Uma configuração Plex duradoura separa os dados das aplicações, a cache recriável, o trabalho temporário e as cópias de segurança antes de os atribuir a diferentes níveis de armazenamento.
O design deve preservar a base de dados e os metadados durante a substituição do contentor ou do anfitrião, permitindo simultaneamente limpar a cache e os dados de transcodificação sem comprometer a recuperação. As cópias de segurança devem seguir um percurso de falha diferente do estado ativo. Quando estas funções estão explícitas, é possível reservar a capacidade SSD para dados sensíveis à latência, em vez de a consumir com cópias volumosas que não precisam dela.
Mantenha o estado do servidor num percurso persistente e de baixa latência
A base de dados Plex, os metadados, as preferências e o estado associado à identidade definem o servidor e devem sobreviver à substituição do ambiente de execução. Esta função valoriza mais a latência previsível e a capacidade de recuperação do que a capacidade bruta.
As cargas de trabalho das bases de dados respondem fortemente à latência e à largura de banda do armazenamento quando o seu padrão de acesso é sensível às operações de E/S, o que justifica colocar o estado ativo das aplicações no nível mais rápido quando as medições o confirmam.
Monte o estado do Plex de forma independente da imagem do contentor e documente os passos de propriedade, cópia de segurança e restauro. A estrutura persistente dos dados das aplicações é o centro estável do design de armazenamento.

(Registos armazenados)
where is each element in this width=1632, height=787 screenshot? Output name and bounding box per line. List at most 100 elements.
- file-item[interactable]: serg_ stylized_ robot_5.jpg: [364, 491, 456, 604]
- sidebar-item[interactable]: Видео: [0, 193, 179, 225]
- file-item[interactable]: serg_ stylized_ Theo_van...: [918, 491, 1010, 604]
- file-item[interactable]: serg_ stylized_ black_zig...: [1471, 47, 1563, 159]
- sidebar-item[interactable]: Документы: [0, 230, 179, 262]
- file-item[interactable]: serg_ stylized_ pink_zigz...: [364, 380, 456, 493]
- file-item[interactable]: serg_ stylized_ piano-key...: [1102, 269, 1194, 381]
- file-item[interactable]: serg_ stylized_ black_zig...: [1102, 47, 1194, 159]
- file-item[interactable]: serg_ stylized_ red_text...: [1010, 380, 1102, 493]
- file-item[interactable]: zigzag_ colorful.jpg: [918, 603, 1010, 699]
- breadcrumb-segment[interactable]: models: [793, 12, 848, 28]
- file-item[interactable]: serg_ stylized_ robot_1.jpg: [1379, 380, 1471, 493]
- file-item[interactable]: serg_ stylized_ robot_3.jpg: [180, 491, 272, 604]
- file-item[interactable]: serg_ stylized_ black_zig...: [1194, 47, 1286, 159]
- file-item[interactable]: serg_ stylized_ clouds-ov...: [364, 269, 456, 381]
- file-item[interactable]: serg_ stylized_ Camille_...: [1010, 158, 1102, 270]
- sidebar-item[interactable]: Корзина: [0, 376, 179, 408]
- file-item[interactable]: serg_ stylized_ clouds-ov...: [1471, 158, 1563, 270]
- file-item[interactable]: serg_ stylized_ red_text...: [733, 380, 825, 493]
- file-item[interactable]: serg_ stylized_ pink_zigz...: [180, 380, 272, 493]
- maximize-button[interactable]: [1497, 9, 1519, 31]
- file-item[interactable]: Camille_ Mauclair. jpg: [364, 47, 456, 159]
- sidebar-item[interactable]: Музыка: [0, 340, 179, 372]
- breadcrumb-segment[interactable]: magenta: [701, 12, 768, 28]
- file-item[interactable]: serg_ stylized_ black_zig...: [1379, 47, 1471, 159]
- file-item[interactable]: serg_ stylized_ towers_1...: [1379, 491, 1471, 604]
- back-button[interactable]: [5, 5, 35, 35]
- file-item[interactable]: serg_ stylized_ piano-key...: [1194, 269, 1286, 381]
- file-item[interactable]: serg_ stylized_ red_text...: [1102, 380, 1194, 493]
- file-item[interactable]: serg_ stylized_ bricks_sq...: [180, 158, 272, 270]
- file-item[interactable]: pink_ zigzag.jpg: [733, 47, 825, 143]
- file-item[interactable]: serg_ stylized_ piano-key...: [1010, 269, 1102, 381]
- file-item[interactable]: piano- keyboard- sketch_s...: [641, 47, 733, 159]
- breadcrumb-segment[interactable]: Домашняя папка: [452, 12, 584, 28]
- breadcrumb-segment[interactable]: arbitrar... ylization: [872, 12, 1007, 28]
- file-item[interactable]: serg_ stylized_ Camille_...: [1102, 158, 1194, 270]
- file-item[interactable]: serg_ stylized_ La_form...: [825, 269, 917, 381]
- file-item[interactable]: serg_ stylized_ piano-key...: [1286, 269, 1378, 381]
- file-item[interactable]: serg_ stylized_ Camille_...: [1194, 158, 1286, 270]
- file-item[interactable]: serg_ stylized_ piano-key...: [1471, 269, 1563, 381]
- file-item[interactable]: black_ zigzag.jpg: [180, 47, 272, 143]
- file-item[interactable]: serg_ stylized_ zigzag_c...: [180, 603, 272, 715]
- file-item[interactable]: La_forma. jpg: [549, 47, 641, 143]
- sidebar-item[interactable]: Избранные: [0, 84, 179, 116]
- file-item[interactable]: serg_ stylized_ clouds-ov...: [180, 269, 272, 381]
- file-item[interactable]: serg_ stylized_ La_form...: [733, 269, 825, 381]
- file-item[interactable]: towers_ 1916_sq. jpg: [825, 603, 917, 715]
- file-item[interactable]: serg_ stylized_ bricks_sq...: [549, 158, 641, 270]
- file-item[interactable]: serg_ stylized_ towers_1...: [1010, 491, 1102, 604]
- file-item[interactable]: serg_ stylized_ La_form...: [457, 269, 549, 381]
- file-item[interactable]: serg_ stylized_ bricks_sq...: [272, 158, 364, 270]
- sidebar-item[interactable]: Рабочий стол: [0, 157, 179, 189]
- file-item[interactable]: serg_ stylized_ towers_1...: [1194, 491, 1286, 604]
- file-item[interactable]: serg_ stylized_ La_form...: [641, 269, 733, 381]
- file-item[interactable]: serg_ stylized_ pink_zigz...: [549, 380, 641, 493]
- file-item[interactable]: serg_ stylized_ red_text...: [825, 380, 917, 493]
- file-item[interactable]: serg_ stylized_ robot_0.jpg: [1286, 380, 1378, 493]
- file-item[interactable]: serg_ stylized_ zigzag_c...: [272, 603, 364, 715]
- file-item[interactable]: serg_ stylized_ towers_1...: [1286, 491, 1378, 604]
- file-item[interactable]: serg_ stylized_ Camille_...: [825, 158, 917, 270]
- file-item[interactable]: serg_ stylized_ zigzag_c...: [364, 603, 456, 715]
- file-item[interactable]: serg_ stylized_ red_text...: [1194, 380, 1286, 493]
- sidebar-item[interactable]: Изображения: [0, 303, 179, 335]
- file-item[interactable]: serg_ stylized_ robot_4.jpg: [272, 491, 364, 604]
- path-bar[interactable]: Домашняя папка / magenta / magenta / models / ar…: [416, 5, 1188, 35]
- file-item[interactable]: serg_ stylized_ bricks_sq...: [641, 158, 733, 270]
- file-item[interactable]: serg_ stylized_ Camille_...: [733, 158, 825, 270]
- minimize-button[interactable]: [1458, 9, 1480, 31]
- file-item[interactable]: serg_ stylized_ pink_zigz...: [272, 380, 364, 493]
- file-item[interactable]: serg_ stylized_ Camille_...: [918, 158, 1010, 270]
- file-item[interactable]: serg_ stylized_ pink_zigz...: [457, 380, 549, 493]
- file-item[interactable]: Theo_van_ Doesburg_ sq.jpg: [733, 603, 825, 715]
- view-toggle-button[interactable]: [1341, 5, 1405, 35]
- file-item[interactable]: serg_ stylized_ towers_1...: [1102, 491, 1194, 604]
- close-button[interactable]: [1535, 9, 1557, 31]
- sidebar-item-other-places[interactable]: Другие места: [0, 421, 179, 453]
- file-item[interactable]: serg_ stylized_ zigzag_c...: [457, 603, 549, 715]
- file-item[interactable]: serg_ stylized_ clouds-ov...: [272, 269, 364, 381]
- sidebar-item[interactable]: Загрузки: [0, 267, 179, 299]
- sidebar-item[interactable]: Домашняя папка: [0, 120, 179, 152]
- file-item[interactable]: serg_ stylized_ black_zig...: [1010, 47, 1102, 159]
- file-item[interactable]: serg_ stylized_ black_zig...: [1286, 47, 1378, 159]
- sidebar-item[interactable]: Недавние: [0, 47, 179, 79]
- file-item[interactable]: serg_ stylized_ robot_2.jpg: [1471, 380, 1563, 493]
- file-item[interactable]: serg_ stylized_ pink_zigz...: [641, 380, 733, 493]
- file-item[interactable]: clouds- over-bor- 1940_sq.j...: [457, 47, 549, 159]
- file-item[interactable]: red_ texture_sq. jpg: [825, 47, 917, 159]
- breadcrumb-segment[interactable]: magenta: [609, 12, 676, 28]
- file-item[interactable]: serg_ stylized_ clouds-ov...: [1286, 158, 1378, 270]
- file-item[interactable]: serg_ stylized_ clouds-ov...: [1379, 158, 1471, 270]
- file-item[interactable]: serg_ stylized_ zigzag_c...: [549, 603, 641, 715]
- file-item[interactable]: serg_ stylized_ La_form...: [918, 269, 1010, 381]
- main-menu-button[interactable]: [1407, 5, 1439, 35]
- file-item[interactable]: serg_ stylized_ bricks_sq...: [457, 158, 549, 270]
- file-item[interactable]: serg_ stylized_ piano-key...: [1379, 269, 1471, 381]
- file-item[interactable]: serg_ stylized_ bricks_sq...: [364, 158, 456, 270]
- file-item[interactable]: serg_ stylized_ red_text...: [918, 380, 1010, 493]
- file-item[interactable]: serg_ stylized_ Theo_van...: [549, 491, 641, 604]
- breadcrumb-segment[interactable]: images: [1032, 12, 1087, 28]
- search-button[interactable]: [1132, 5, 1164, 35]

§ Complete o seguinte:
A - Indique se cada afirmação concorda com o texto sobre o armazenamento do Plex, respondendo sim ou não e citando as palavras decisivas do texto: (i) as cópias de segurança devem seguir o mesmo percurso de falha que o estado ativo; (ii) no estado do servidor, a latência previsível e a capacidade de recuperação valem mais do que a capacidade bruta; (iii) o estado do Plex deve ser montado de forma independente da imagem do contentor.
B - Repita sem alterações o trecho do texto sobre o armazenamento do Plex que começa em "Monte o estado" e vai até "design de armazenamento.".
C - Prossiga o texto sobre o armazenamento do Plex a partir da sua última frase.

§ Respostas às tarefas:
A -
(i) Não: "As cópias de segurança devem seguir um percurso de falha diferente do estado ativo."
(ii) Sim: "Esta função valoriza mais a latência previsível e a capacidade de recuperação do que a capacidade bruta."
(iii) Sim: "Monte o estado do Plex de forma independente da imagem do contentor"

B -
Monte o estado do Plex de forma independente da imagem do contentor e documente os passos de propriedade, cópia de segurança e restauro. A estrutura persistente dos dados das aplicações é o centro estável do design de armazenamento.

C -
Classifique a cache e os dados de transcodificação como recriáveis
A cache pode melhorar a capacidade de resposta e o espaço de transcodificação pode exigir escritas temporárias rápidas, mas nenhum dos dois deve ser tratado como a cópia autoritativa da biblioteca. A sua perda deve reduzir o desempenho, não apagar a identidade do servidor.
As páginas em cache podem evitar leituras repetidas do armazenamento e continuar a ser reconstruíveis, razão pela qual a cache pertence a uma classe de durabilidade diferente da base de dados e dos metadados do Plex.
Coloque os dados temporários num percurso que possa ser limpo com segurança e exclua-os das cópias de segurança dispendiosas a longo prazo, salvo se um requisito específico de recuperação determinar o contrário.
Coloque as cópias de segurança num percurso de falha diferente
Uma cópia de segurança armazenada junto do estado ativo do Plex protege contra alguns erros da aplicação, mas não contra a perda do dispositivo, a corrupção do conjunto ou a falha do anfitrião. As cópias de recuperação devem atravessar um limite de falha.
Os sistemas de cópia de segurança têm características distintas de capacidade e alteração, por isso dimensione o destino das cópias de segurança como uma função de armazenamento própria, e não como espaço não utilizado no dispositivo dos dados das aplicações.
Mantenha pelo menos uma cópia fora do dispositivo que contém o estado ativo e defina a rapidez com que pode ser restaurada. Um instantâneo é útil, mas não é o único percurso de recuperação.
Valide a estrutura com um teste de substituição
Um bom mapa de funções deve permitir substituir o ambiente de execução, voltar a ligar o estado, regenerar a cache e restaurar a partir da cópia de segurança sem reclassificar os percursos durante o incidente.
Recrie o Plex num anfitrião descartável utilizando apenas as localizações de estado e de cópia de segurança documentadas e, em seguida, limpe deliberadamente o percurso da cache. Se a identidade do servidor ou a biblioteca se perder, as funções não estão corretamente separadas.
Utilize o restauro bem-sucedido como contrato de topologia para futuras atualizações de armazenamento.